What you need to do:
Among the entries below, count the lines where the string "összesen" occurs, and give only the number.

━━━ Data shown

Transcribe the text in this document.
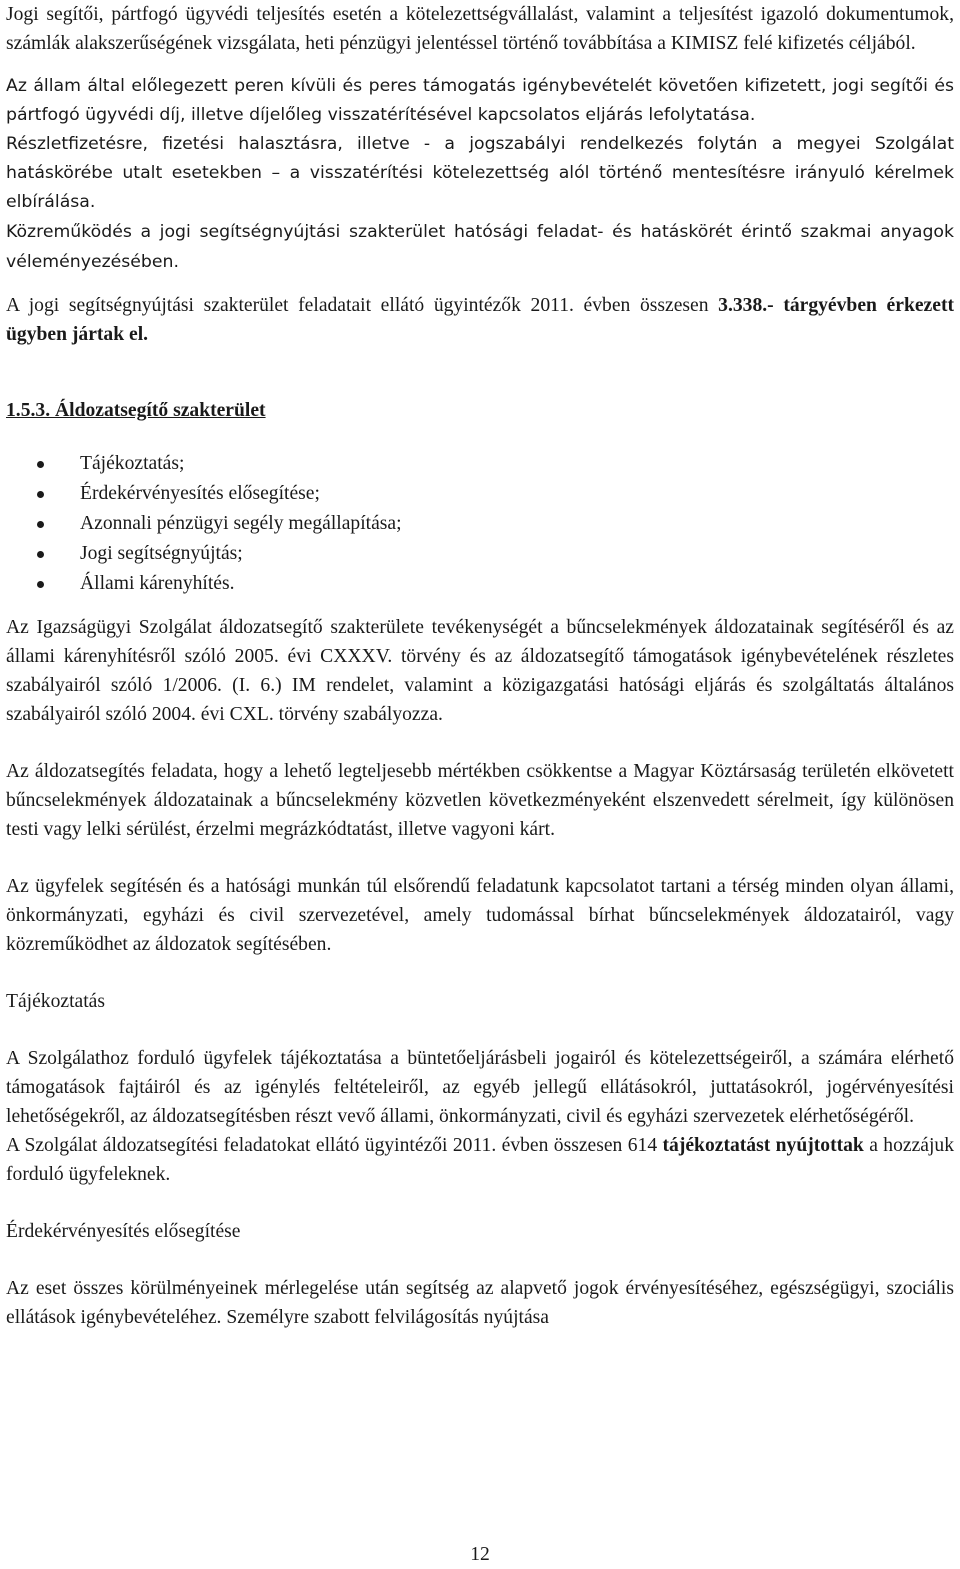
Jogi segítői, pártfogó ügyvédi teljesítés esetén a kötelezettségvállalást, valamint a teljesítést igazoló dokumentumok, számlák alakszerűségének vizsgálata, heti pénzügyi jelentéssel történő továbbítása a KIMISZ felé kifizetés céljából.

Az állam által előlegezett peren kívüli és peres támogatás igénybevételét követően kifizetett, jogi segítői és pártfogó ügyvédi díj, illetve díjelőleg visszatérítésével kapcsolatos eljárás lefolytatása.

Részletfizetésre, fizetési halasztásra, illetve - a jogszabályi rendelkezés folytán a megyei Szolgálat hatáskörébe utalt esetekben – a visszatérítési kötelezettség alól történő mentesítésre irányuló kérelmek elbírálása.

Közreműködés a jogi segítségnyújtási szakterület hatósági feladat- és hatáskörét érintő szakmai anyagok véleményezésében.

A jogi segítségnyújtási szakterület feladatait ellátó ügyintézők 2011. évben összesen 3.338.- tárgyévben érkezett ügyben jártak el.

1.5.3. Áldozatsegítő szakterület

Tájékoztatás;
Érdekérvényesítés elősegítése;
Azonnali pénzügyi segély megállapítása;
Jogi segítségnyújtás;
Állami kárenyhítés.

Az Igazságügyi Szolgálat áldozatsegítő szakterülete tevékenységét a bűncselekmények áldozatainak segítéséről és az állami kárenyhítésről szóló 2005. évi CXXXV. törvény és az áldozatsegítő támogatások igénybevételének részletes szabályairól szóló 1/2006. (I. 6.) IM rendelet, valamint a közigazgatási hatósági eljárás és szolgáltatás általános szabályairól szóló 2004. évi CXL. törvény szabályozza.

Az áldozatsegítés feladata, hogy a lehető legteljesebb mértékben csökkentse a Magyar Köztársaság területén elkövetett bűncselekmények áldozatainak a bűncselekmény közvetlen következményeként elszenvedett sérelmeit, így különösen testi vagy lelki sérülést, érzelmi megrázkódtatást, illetve vagyoni kárt.

Az ügyfelek segítésén és a hatósági munkán túl elsőrendű feladatunk kapcsolatot tartani a térség minden olyan állami, önkormányzati, egyházi és civil szervezetével, amely tudomással bírhat bűncselekmények áldozatairól, vagy közreműködhet az áldozatok segítésében.

Tájékoztatás

A Szolgálathoz forduló ügyfelek tájékoztatása a büntetőeljárásbeli jogairól és kötelezettségeiről, a számára elérhető támogatások fajtáiról és az igénylés feltételeiről, az egyéb jellegű ellátásokról, juttatásokról, jogérvényesítési lehetőségekről, az áldozatsegítésben részt vevő állami, önkormányzati, civil és egyházi szervezetek elérhetőségéről.

A Szolgálat áldozatsegítési feladatokat ellátó ügyintézői 2011. évben összesen 614 tájékoztatást nyújtottak a hozzájuk forduló ügyfeleknek.

Érdekérvényesítés elősegítése

Az eset összes körülményeinek mérlegelése után segítség az alapvető jogok érvényesítéséhez, egészségügyi, szociális ellátások igénybevételéhez. Személyre szabott felvilágosítás nyújtása

12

━━━━━━

Right answer:
2